* INPUT
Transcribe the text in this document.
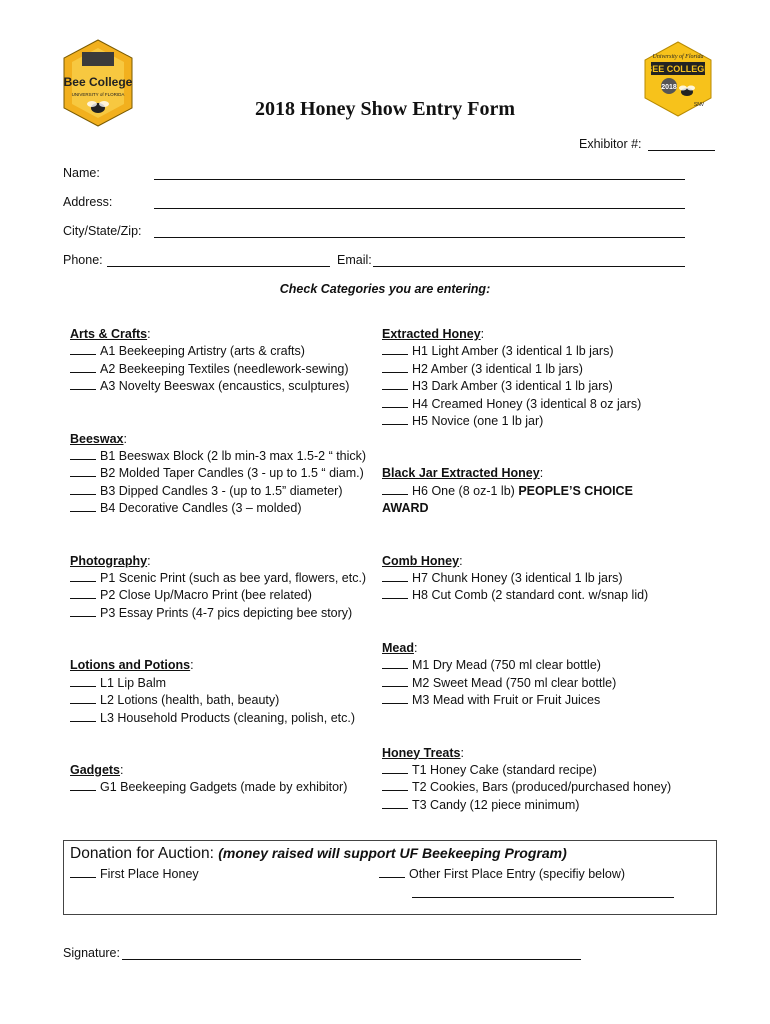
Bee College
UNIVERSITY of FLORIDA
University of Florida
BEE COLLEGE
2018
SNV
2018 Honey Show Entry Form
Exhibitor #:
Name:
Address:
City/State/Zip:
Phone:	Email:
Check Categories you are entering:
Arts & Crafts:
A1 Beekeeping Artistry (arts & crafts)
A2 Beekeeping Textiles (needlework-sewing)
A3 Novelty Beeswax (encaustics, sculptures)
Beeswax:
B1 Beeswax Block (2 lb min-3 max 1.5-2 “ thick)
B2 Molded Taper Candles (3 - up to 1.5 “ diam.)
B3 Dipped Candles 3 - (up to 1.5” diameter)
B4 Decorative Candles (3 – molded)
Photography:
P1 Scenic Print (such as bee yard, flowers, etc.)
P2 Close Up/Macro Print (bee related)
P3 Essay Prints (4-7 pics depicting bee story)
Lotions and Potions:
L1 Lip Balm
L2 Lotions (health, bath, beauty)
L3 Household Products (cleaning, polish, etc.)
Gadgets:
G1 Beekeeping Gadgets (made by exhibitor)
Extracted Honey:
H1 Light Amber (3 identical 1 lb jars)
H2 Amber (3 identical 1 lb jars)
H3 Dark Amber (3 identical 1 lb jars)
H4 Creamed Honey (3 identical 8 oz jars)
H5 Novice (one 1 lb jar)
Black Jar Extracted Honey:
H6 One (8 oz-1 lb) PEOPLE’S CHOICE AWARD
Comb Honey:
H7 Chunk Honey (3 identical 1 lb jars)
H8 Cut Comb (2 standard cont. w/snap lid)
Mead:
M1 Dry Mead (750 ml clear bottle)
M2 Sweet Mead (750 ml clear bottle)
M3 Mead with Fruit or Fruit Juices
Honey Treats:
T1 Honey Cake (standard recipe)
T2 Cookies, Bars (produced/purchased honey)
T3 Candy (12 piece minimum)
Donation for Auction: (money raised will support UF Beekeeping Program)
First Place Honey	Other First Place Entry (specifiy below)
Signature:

* EXERCISE REQUIREMENTS
Among the lines of the material, find those that hold the word "Entry" and copy them.

* SOLVED EXERCISE
2018 Honey Show Entry Form
First Place Honey	Other First Place Entry (specifiy below)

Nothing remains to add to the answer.